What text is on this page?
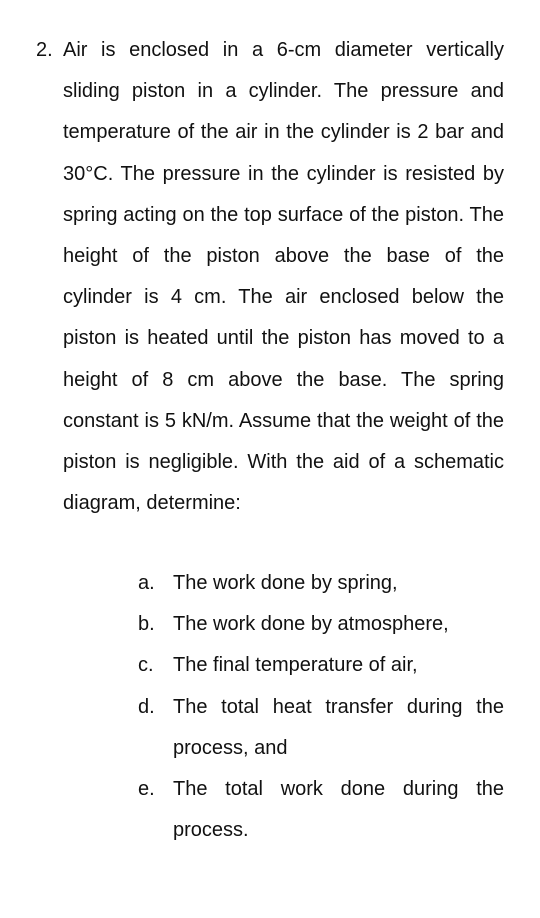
2. Air is enclosed in a 6-cm diameter vertically sliding piston in a cylinder. The pressure and temperature of the air in the cylinder is 2 bar and 30°C. The pressure in the cylinder is resisted by spring acting on the top surface of the piston. The height of the piston above the base of the cylinder is 4 cm. The air enclosed below the piston is heated until the piston has moved to a height of 8 cm above the base. The spring constant is 5 kN/m. Assume that the weight of the piston is negligible. With the aid of a schematic diagram, determine:

a. The work done by spring,
b. The work done by atmosphere,
c. The final temperature of air,
d. The total heat transfer during the process, and
e. The total work done during the process.
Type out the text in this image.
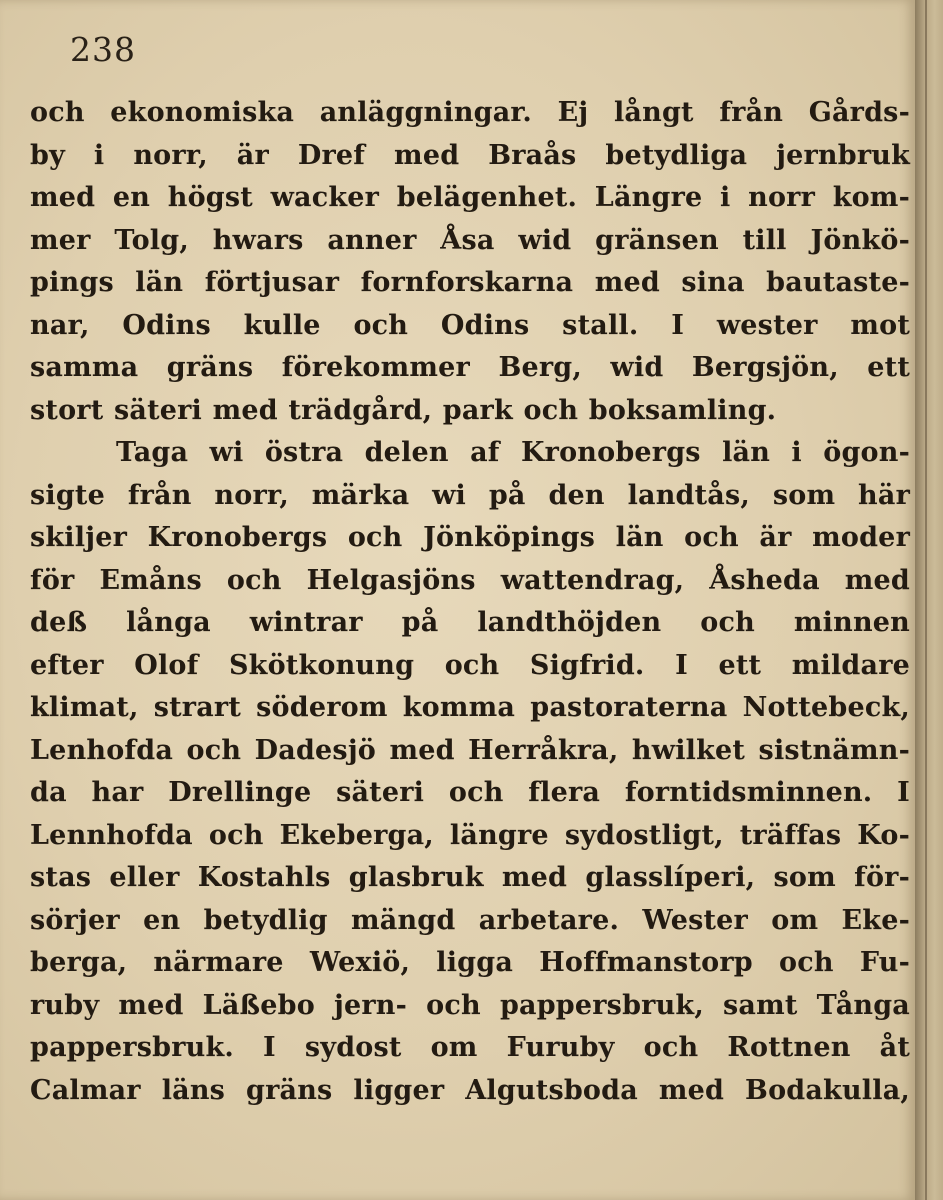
238
och ekonomiska anläggningar. Ej långt från Gårds-
by i norr, är Dref med Braås betydliga jernbruk
med en högst wacker belägenhet. Längre i norr kom-
mer Tolg, hwars anner Åsa wid gränsen till Jönkö-
pings län förtjusar fornforskarna med sina bautaste-
nar, Odins kulle och Odins stall. I wester mot
samma gräns förekommer Berg, wid Bergsjön, ett
stort säteri med trädgård, park och boksamling.
Taga wi östra delen af Kronobergs län i ögon-
sigte från norr, märka wi på den landtås, som här
skiljer Kronobergs och Jönköpings län och är moder
för Emåns och Helgasjöns wattendrag, Åsheda med
deß långa wintrar på landthöjden och minnen
efter Olof Skötkonung och Sigfrid. I ett mildare
klimat, strart söderom komma pastoraterna Nottebeck,
Lenhofda och Dadesjö med Herråkra, hwilket sistnämn-
da har Drellinge säteri och flera forntidsminnen. I
Lennhofda och Ekeberga, längre sydostligt, träffas Ko-
stas eller Kostahls glasbruk med glasslíperi, som för-
sörjer en betydlig mängd arbetare. Wester om Eke-
berga, närmare Wexiö, ligga Hoffmanstorp och Fu-
ruby med Läßebo jern- och pappersbruk, samt Tånga
pappersbruk. I sydost om Furuby och Rottnen åt
Calmar läns gräns ligger Algutsboda med Bodakulla,
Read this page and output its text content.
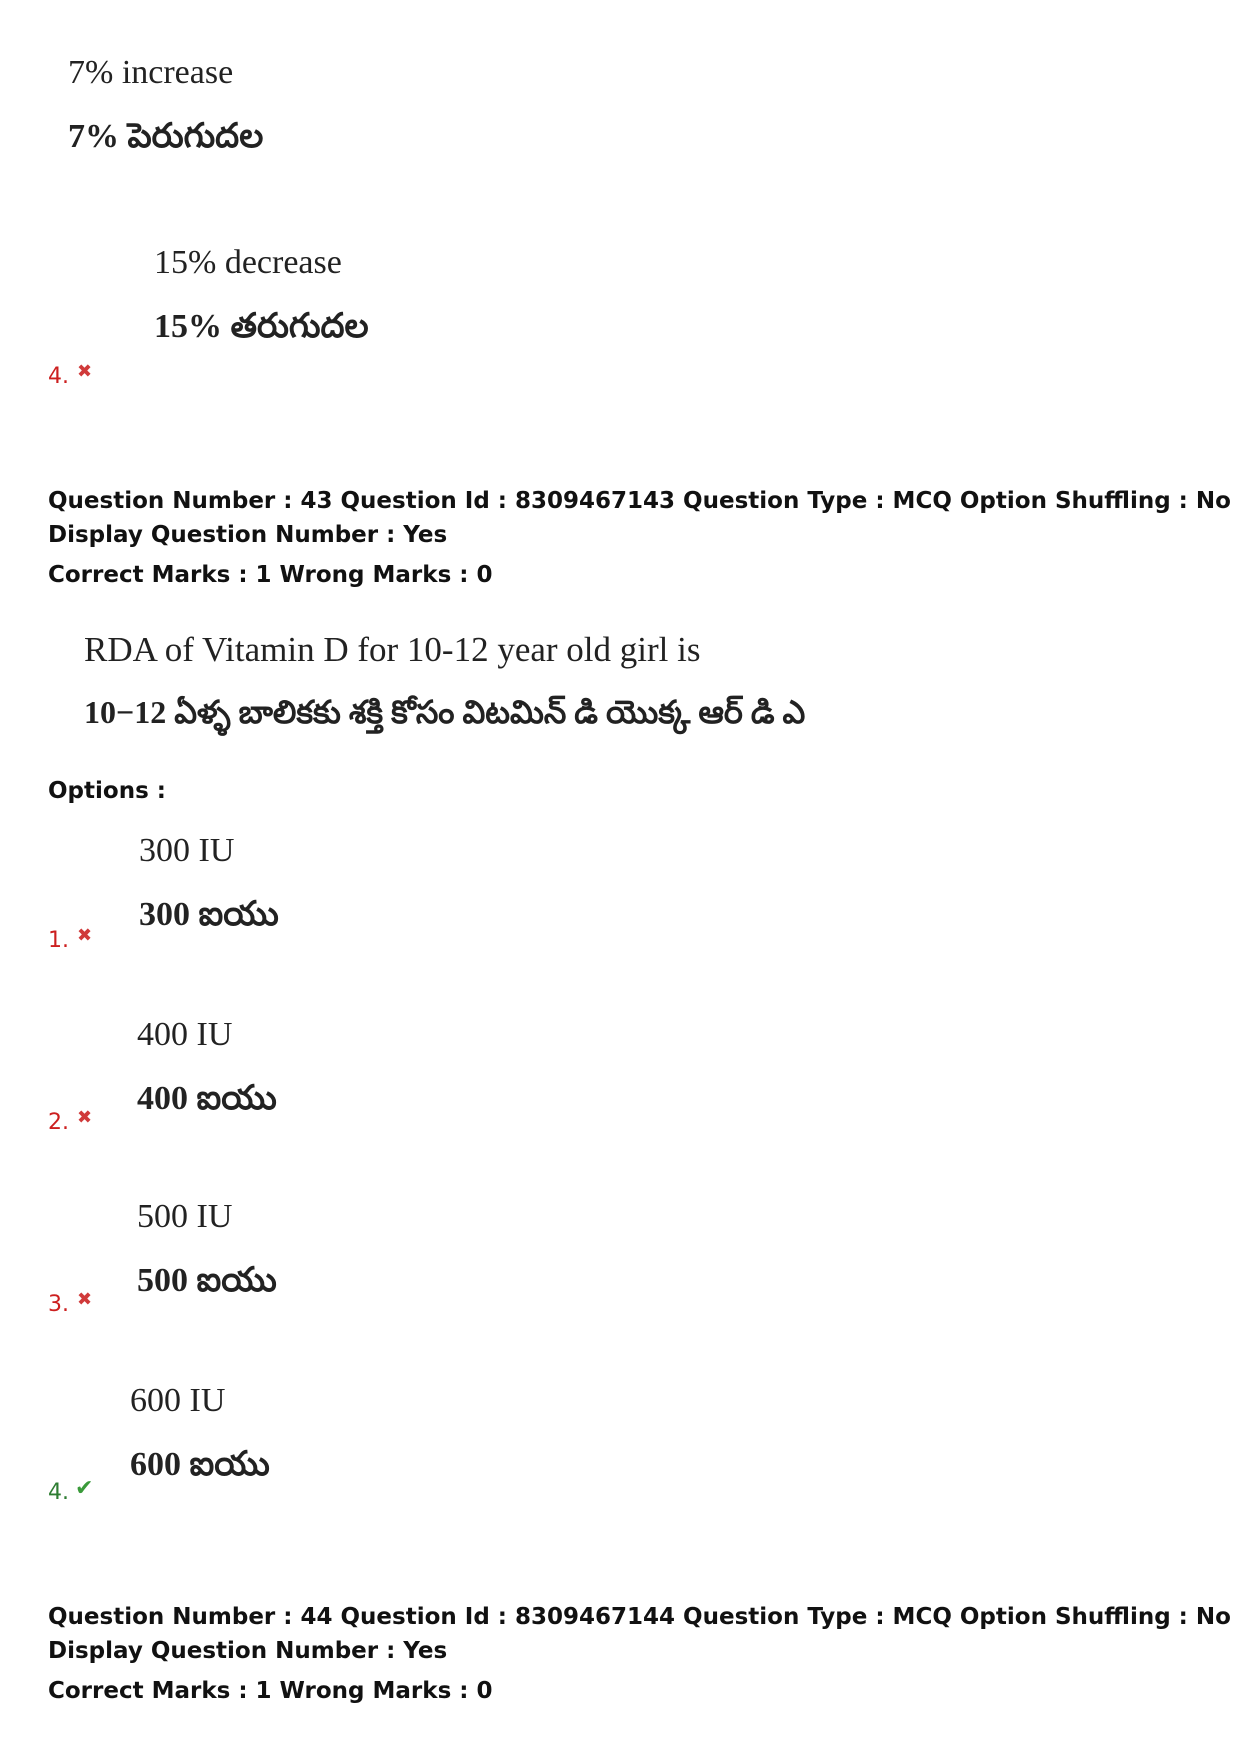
7% increase
7% పెరుగుదల
15% decrease
15% తరుగుదల
4. ✖
Question Number : 43 Question Id : 8309467143 Question Type : MCQ Option Shuffling : No
Display Question Number : Yes
Correct Marks : 1 Wrong Marks : 0
RDA of Vitamin D for 10-12 year old girl is
10−12 ఏళ్ళ బాలికకు శక్తి కోసం విటమిన్ డి యొక్క ఆర్ డి ఎ
Options :
300 IU
300 ఐయు
1. ✖
400 IU
400 ఐయు
2. ✖
500 IU
500 ఐయు
3. ✖
600 IU
600 ఐయు
4. ✔
Question Number : 44 Question Id : 8309467144 Question Type : MCQ Option Shuffling : No
Display Question Number : Yes
Correct Marks : 1 Wrong Marks : 0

* * *

__To be done__
Omit pictures; set down the rest of the material word for word.

__Expected output__
What text is on this page?
2. Air is enclosed in a 6-cm diameter vertically sliding piston in a cylinder. The pressure and temperature of the air in the cylinder is 2 bar and 30°C. The pressure in the cylinder is resisted by spring acting on the top surface of the piston. The height of the piston above the base of the cylinder is 4 cm. The air enclosed below the piston is heated until the piston has moved to a height of 8 cm above the base. The spring constant is 5 kN/m. Assume that the weight of the piston is negligible. With the aid of a schematic diagram, determine:

a. The work done by spring,
b. The work done by atmosphere,
c. The final temperature of air,
d. The total heat transfer during the process, and
e. The total work done during the process.
Type out the text in this image.
238
och ekonomiska anläggningar. Ej långt från Gårds-
by i norr, är Dref med Braås betydliga jernbruk
med en högst wacker belägenhet. Längre i norr kom-
mer Tolg, hwars anner Åsa wid gränsen till Jönkö-
pings län förtjusar fornforskarna med sina bautaste-
nar, Odins kulle och Odins stall. I wester mot
samma gräns förekommer Berg, wid Bergsjön, ett
stort säteri med trädgård, park och boksamling.
Taga wi östra delen af Kronobergs län i ögon-
sigte från norr, märka wi på den landtås, som här
skiljer Kronobergs och Jönköpings län och är moder
för Emåns och Helgasjöns wattendrag, Åsheda med
deß långa wintrar på landthöjden och minnen
efter Olof Skötkonung och Sigfrid. I ett mildare
klimat, strart söderom komma pastoraterna Nottebeck,
Lenhofda och Dadesjö med Herråkra, hwilket sistnämn-
da har Drellinge säteri och flera forntidsminnen. I
Lennhofda och Ekeberga, längre sydostligt, träffas Ko-
stas eller Kostahls glasbruk med glasslíperi, som för-
sörjer en betydlig mängd arbetare. Wester om Eke-
berga, närmare Wexiö, ligga Hoffmanstorp och Fu-
ruby med Läßebo jern- och pappersbruk, samt Tånga
pappersbruk. I sydost om Furuby och Rottnen åt
Calmar läns gräns ligger Algutsboda med Bodakulla,
Read this page and output its text content.
7% increase
7% పెరుగుదల
15% decrease
15% తరుగుదల
4. ✖
Question Number : 43 Question Id : 8309467143 Question Type : MCQ Option Shuffling : No
Display Question Number : Yes
Correct Marks : 1 Wrong Marks : 0
RDA of Vitamin D for 10-12 year old girl is
10−12 ఏళ్ళ బాలికకు శక్తి కోసం విటమిన్ డి యొక్క ఆర్ డి ఎ
Options :
300 IU
300 ఐయు
1. ✖
400 IU
400 ఐయు
2. ✖
500 IU
500 ఐయు
3. ✖
600 IU
600 ఐయు
4. ✔
Question Number : 44 Question Id : 8309467144 Question Type : MCQ Option Shuffling : No
Display Question Number : Yes
Correct Marks : 1 Wrong Marks : 0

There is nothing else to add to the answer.